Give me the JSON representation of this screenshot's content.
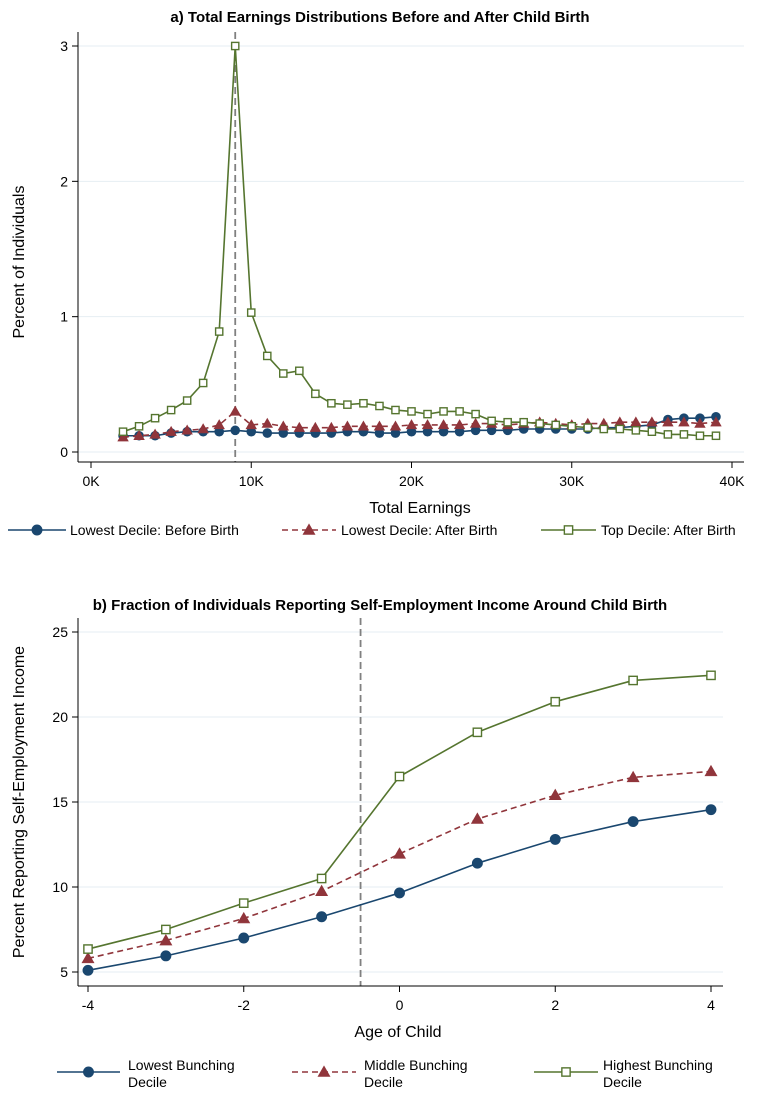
{
  "colors": {
    "navy": "#1a476f",
    "maroon": "#90353b",
    "green": "#55752f",
    "grid": "#e6eef3",
    "refline": "#808080"
  },
  "chart_data": [
    {
      "type": "line",
      "title": "a) Total Earnings Distributions Before and After Child Birth",
      "xlabel": "Total Earnings",
      "ylabel": "Percent of Individuals",
      "xlim": [
        0,
        40000
      ],
      "ylim": [
        0,
        3
      ],
      "xticks": [
        0,
        10000,
        20000,
        30000,
        40000
      ],
      "xtick_labels": [
        "0K",
        "10K",
        "20K",
        "30K",
        "40K"
      ],
      "yticks": [
        0,
        1,
        2,
        3
      ],
      "ytick_labels": [
        "0",
        "1",
        "2",
        "3"
      ],
      "grid": true,
      "reference_line_x": 9000,
      "legend_position": "bottom",
      "x": [
        2000,
        3000,
        4000,
        5000,
        6000,
        7000,
        8000,
        9000,
        10000,
        11000,
        12000,
        13000,
        14000,
        15000,
        16000,
        17000,
        18000,
        19000,
        20000,
        21000,
        22000,
        23000,
        24000,
        25000,
        26000,
        27000,
        28000,
        29000,
        30000,
        31000,
        32000,
        33000,
        34000,
        35000,
        36000,
        37000,
        38000,
        39000
      ],
      "series": [
        {
          "name": "Lowest Decile: Before Birth",
          "marker": "circle",
          "line": "solid",
          "color": "#1a476f",
          "values": [
            0.12,
            0.12,
            0.12,
            0.14,
            0.15,
            0.15,
            0.15,
            0.16,
            0.15,
            0.14,
            0.14,
            0.14,
            0.14,
            0.14,
            0.15,
            0.15,
            0.14,
            0.14,
            0.15,
            0.15,
            0.15,
            0.15,
            0.16,
            0.16,
            0.16,
            0.17,
            0.17,
            0.17,
            0.17,
            0.17,
            0.18,
            0.18,
            0.19,
            0.2,
            0.24,
            0.25,
            0.25,
            0.26
          ]
        },
        {
          "name": "Lowest Decile: After Birth",
          "marker": "triangle",
          "line": "dashed",
          "color": "#90353b",
          "values": [
            0.11,
            0.12,
            0.13,
            0.15,
            0.16,
            0.17,
            0.2,
            0.3,
            0.2,
            0.21,
            0.19,
            0.18,
            0.18,
            0.18,
            0.19,
            0.19,
            0.19,
            0.19,
            0.2,
            0.2,
            0.2,
            0.2,
            0.21,
            0.21,
            0.2,
            0.21,
            0.22,
            0.21,
            0.2,
            0.21,
            0.21,
            0.22,
            0.22,
            0.22,
            0.22,
            0.22,
            0.21,
            0.22
          ]
        },
        {
          "name": "Top Decile: After Birth",
          "marker": "square-hollow",
          "line": "solid",
          "color": "#55752f",
          "values": [
            0.15,
            0.19,
            0.25,
            0.31,
            0.38,
            0.51,
            0.89,
            3.0,
            1.03,
            0.71,
            0.58,
            0.6,
            0.43,
            0.36,
            0.35,
            0.36,
            0.34,
            0.31,
            0.3,
            0.28,
            0.3,
            0.3,
            0.28,
            0.23,
            0.22,
            0.22,
            0.21,
            0.2,
            0.19,
            0.18,
            0.17,
            0.17,
            0.16,
            0.15,
            0.13,
            0.13,
            0.12,
            0.12
          ]
        }
      ]
    },
    {
      "type": "line",
      "title": "b) Fraction of Individuals Reporting Self-Employment Income Around Child Birth",
      "xlabel": "Age of Child",
      "ylabel": "Percent Reporting Self-Employment Income",
      "xlim": [
        -4,
        4
      ],
      "ylim": [
        5,
        25
      ],
      "xticks": [
        -4,
        -2,
        0,
        2,
        4
      ],
      "xtick_labels": [
        "-4",
        "-2",
        "0",
        "2",
        "4"
      ],
      "yticks": [
        5,
        10,
        15,
        20,
        25
      ],
      "ytick_labels": [
        "5",
        "10",
        "15",
        "20",
        "25"
      ],
      "grid": true,
      "reference_line_x": -0.5,
      "legend_position": "bottom",
      "x": [
        -4,
        -3,
        -2,
        -1,
        0,
        1,
        2,
        3,
        4
      ],
      "series": [
        {
          "name": "Lowest Bunching Decile",
          "name_lines": [
            "Lowest Bunching",
            "Decile"
          ],
          "marker": "circle",
          "line": "solid",
          "color": "#1a476f",
          "values": [
            5.1,
            5.95,
            7.0,
            8.25,
            9.65,
            11.4,
            12.8,
            13.85,
            14.55
          ]
        },
        {
          "name": "Middle Bunching Decile",
          "name_lines": [
            "Middle Bunching",
            "Decile"
          ],
          "marker": "triangle",
          "line": "dashed",
          "color": "#90353b",
          "values": [
            5.8,
            6.85,
            8.15,
            9.75,
            11.95,
            14.0,
            15.4,
            16.45,
            16.8
          ]
        },
        {
          "name": "Highest Bunching Decile",
          "name_lines": [
            "Highest Bunching",
            "Decile"
          ],
          "marker": "square-hollow",
          "line": "solid",
          "color": "#55752f",
          "values": [
            6.35,
            7.5,
            9.05,
            10.5,
            16.5,
            19.1,
            20.9,
            22.15,
            22.45
          ]
        }
      ]
    }
  ]
}
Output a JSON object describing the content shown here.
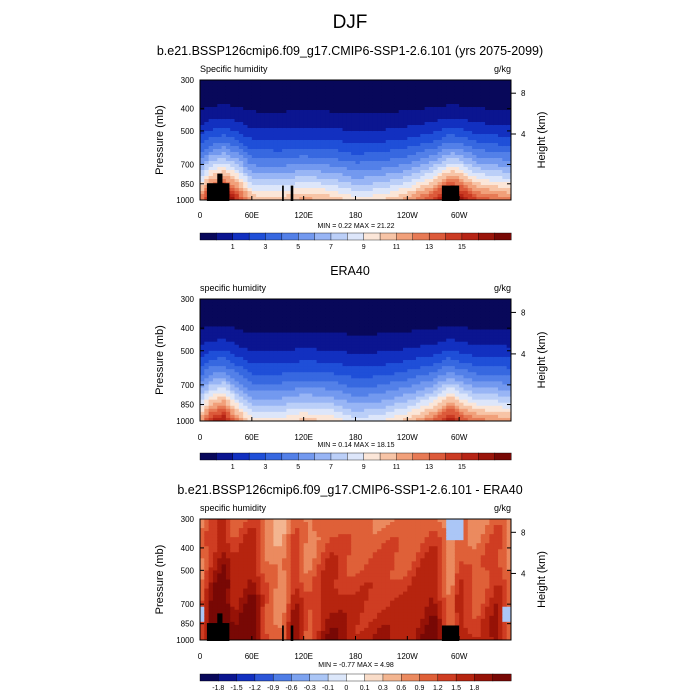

WHAT YOU SHOULD DO
Restate every record exactly, please; do not copy the pictures.

EXPECTED OUTPUT
Give me the JSON representation of this screenshot's content.
{
  "colors": {
    "navy": "#1a476f",
    "maroon": "#90353b",
    "green": "#55752f",
    "grid": "#e6eef3",
    "refline": "#808080"
  },
  "chart_data": [
    {
      "type": "line",
      "title": "a) Total Earnings Distributions Before and After Child Birth",
      "xlabel": "Total Earnings",
      "ylabel": "Percent of Individuals",
      "xlim": [
        0,
        40000
      ],
      "ylim": [
        0,
        3
      ],
      "xticks": [
        0,
        10000,
        20000,
        30000,
        40000
      ],
      "xtick_labels": [
        "0K",
        "10K",
        "20K",
        "30K",
        "40K"
      ],
      "yticks": [
        0,
        1,
        2,
        3
      ],
      "ytick_labels": [
        "0",
        "1",
        "2",
        "3"
      ],
      "grid": true,
      "reference_line_x": 9000,
      "legend_position": "bottom",
      "x": [
        2000,
        3000,
        4000,
        5000,
        6000,
        7000,
        8000,
        9000,
        10000,
        11000,
        12000,
        13000,
        14000,
        15000,
        16000,
        17000,
        18000,
        19000,
        20000,
        21000,
        22000,
        23000,
        24000,
        25000,
        26000,
        27000,
        28000,
        29000,
        30000,
        31000,
        32000,
        33000,
        34000,
        35000,
        36000,
        37000,
        38000,
        39000
      ],
      "series": [
        {
          "name": "Lowest Decile: Before Birth",
          "marker": "circle",
          "line": "solid",
          "color": "#1a476f",
          "values": [
            0.12,
            0.12,
            0.12,
            0.14,
            0.15,
            0.15,
            0.15,
            0.16,
            0.15,
            0.14,
            0.14,
            0.14,
            0.14,
            0.14,
            0.15,
            0.15,
            0.14,
            0.14,
            0.15,
            0.15,
            0.15,
            0.15,
            0.16,
            0.16,
            0.16,
            0.17,
            0.17,
            0.17,
            0.17,
            0.17,
            0.18,
            0.18,
            0.19,
            0.2,
            0.24,
            0.25,
            0.25,
            0.26
          ]
        },
        {
          "name": "Lowest Decile: After Birth",
          "marker": "triangle",
          "line": "dashed",
          "color": "#90353b",
          "values": [
            0.11,
            0.12,
            0.13,
            0.15,
            0.16,
            0.17,
            0.2,
            0.3,
            0.2,
            0.21,
            0.19,
            0.18,
            0.18,
            0.18,
            0.19,
            0.19,
            0.19,
            0.19,
            0.2,
            0.2,
            0.2,
            0.2,
            0.21,
            0.21,
            0.2,
            0.21,
            0.22,
            0.21,
            0.2,
            0.21,
            0.21,
            0.22,
            0.22,
            0.22,
            0.22,
            0.22,
            0.21,
            0.22
          ]
        },
        {
          "name": "Top Decile: After Birth",
          "marker": "square-hollow",
          "line": "solid",
          "color": "#55752f",
          "values": [
            0.15,
            0.19,
            0.25,
            0.31,
            0.38,
            0.51,
            0.89,
            3.0,
            1.03,
            0.71,
            0.58,
            0.6,
            0.43,
            0.36,
            0.35,
            0.36,
            0.34,
            0.31,
            0.3,
            0.28,
            0.3,
            0.3,
            0.28,
            0.23,
            0.22,
            0.22,
            0.21,
            0.2,
            0.19,
            0.18,
            0.17,
            0.17,
            0.16,
            0.15,
            0.13,
            0.13,
            0.12,
            0.12
          ]
        }
      ]
    },
    {
      "type": "line",
      "title": "b) Fraction of Individuals Reporting Self-Employment Income Around Child Birth",
      "xlabel": "Age of Child",
      "ylabel": "Percent Reporting Self-Employment Income",
      "xlim": [
        -4,
        4
      ],
      "ylim": [
        5,
        25
      ],
      "xticks": [
        -4,
        -2,
        0,
        2,
        4
      ],
      "xtick_labels": [
        "-4",
        "-2",
        "0",
        "2",
        "4"
      ],
      "yticks": [
        5,
        10,
        15,
        20,
        25
      ],
      "ytick_labels": [
        "5",
        "10",
        "15",
        "20",
        "25"
      ],
      "grid": true,
      "reference_line_x": -0.5,
      "legend_position": "bottom",
      "x": [
        -4,
        -3,
        -2,
        -1,
        0,
        1,
        2,
        3,
        4
      ],
      "series": [
        {
          "name": "Lowest Bunching Decile",
          "name_lines": [
            "Lowest Bunching",
            "Decile"
          ],
          "marker": "circle",
          "line": "solid",
          "color": "#1a476f",
          "values": [
            5.1,
            5.95,
            7.0,
            8.25,
            9.65,
            11.4,
            12.8,
            13.85,
            14.55
          ]
        },
        {
          "name": "Middle Bunching Decile",
          "name_lines": [
            "Middle Bunching",
            "Decile"
          ],
          "marker": "triangle",
          "line": "dashed",
          "color": "#90353b",
          "values": [
            5.8,
            6.85,
            8.15,
            9.75,
            11.95,
            14.0,
            15.4,
            16.45,
            16.8
          ]
        },
        {
          "name": "Highest Bunching Decile",
          "name_lines": [
            "Highest Bunching",
            "Decile"
          ],
          "marker": "square-hollow",
          "line": "solid",
          "color": "#55752f",
          "values": [
            6.35,
            7.5,
            9.05,
            10.5,
            16.5,
            19.1,
            20.9,
            22.15,
            22.45
          ]
        }
      ]
    }
  ]
}
Output a JSON object describing the content shown here.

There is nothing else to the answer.